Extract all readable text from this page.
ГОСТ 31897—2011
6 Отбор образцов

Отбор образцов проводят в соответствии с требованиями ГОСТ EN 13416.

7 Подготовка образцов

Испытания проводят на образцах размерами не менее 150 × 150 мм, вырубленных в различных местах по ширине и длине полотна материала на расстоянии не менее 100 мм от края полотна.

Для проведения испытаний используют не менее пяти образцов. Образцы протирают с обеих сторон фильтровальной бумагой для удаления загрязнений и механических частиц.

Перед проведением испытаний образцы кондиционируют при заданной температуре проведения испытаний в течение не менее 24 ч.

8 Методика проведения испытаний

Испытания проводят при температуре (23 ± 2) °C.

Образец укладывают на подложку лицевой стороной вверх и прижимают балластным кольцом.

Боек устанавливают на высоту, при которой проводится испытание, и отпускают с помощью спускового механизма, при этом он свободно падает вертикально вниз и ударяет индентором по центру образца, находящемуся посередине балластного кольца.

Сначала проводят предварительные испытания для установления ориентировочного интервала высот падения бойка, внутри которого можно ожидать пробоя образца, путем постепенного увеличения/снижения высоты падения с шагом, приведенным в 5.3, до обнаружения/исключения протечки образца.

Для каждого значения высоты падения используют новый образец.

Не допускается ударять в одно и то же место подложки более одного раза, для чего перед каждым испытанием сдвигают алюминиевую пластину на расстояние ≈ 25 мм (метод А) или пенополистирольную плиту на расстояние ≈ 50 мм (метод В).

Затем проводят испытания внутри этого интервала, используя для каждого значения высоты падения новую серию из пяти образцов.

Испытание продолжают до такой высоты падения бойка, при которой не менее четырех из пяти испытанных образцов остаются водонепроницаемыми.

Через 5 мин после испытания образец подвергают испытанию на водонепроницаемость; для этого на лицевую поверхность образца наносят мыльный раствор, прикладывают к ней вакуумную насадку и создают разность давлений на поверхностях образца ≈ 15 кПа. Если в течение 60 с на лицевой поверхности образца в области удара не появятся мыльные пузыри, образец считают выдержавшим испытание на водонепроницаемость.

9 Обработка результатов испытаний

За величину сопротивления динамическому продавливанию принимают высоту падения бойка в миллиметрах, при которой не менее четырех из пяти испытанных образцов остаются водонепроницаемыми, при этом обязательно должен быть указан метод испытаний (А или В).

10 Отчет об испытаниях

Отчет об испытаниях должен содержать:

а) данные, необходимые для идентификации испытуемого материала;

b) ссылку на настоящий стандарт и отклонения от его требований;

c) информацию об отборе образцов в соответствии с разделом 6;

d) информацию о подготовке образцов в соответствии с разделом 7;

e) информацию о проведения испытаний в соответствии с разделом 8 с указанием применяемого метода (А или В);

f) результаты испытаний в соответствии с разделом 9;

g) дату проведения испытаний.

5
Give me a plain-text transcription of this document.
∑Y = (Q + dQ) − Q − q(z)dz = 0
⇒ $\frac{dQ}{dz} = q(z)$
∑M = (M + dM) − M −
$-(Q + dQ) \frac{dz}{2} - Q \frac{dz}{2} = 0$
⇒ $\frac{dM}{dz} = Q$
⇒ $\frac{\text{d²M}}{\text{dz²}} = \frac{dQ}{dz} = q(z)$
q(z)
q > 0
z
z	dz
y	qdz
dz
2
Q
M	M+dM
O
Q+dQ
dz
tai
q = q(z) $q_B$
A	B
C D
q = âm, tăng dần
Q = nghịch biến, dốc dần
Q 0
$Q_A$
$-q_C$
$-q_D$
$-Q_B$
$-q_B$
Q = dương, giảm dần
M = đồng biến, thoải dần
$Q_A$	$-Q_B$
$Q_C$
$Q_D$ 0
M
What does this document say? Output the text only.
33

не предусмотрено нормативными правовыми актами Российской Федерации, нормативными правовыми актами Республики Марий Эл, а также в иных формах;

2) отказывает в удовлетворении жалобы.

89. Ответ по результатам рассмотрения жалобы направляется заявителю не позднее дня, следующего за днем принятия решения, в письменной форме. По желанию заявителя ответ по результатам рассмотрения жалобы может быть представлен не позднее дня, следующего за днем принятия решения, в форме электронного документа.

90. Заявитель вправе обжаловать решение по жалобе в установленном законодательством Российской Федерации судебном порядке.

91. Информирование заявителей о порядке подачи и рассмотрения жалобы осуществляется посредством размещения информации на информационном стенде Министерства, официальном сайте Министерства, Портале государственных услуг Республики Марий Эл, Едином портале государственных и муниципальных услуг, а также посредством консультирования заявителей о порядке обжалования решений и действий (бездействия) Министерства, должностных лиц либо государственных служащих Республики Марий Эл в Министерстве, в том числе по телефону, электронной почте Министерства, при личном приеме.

- - - - -

_Requirements_. Quote the line that contains "What does this" and each line after it through the end of the data, exactly, leaving out everything else.

_Written solution_.
What does this document say? Output the text only.
33

не предусмотрено нормативными правовыми актами Российской Федерации, нормативными правовыми актами Республики Марий Эл, а также в иных формах;

2) отказывает в удовлетворении жалобы.

89. Ответ по результатам рассмотрения жалобы направляется заявителю не позднее дня, следующего за днем принятия решения, в письменной форме. По желанию заявителя ответ по результатам рассмотрения жалобы может быть представлен не позднее дня, следующего за днем принятия решения, в форме электронного документа.

90. Заявитель вправе обжаловать решение по жалобе в установленном законодательством Российской Федерации судебном порядке.

91. Информирование заявителей о порядке подачи и рассмотрения жалобы осуществляется посредством размещения информации на информационном стенде Министерства, официальном сайте Министерства, Портале государственных услуг Республики Марий Эл, Едином портале государственных и муниципальных услуг, а также посредством консультирования заявителей о порядке обжалования решений и действий (бездействия) Министерства, должностных лиц либо государственных служащих Республики Марий Эл в Министерстве, в том числе по телефону, электронной почте Министерства, при личном приеме.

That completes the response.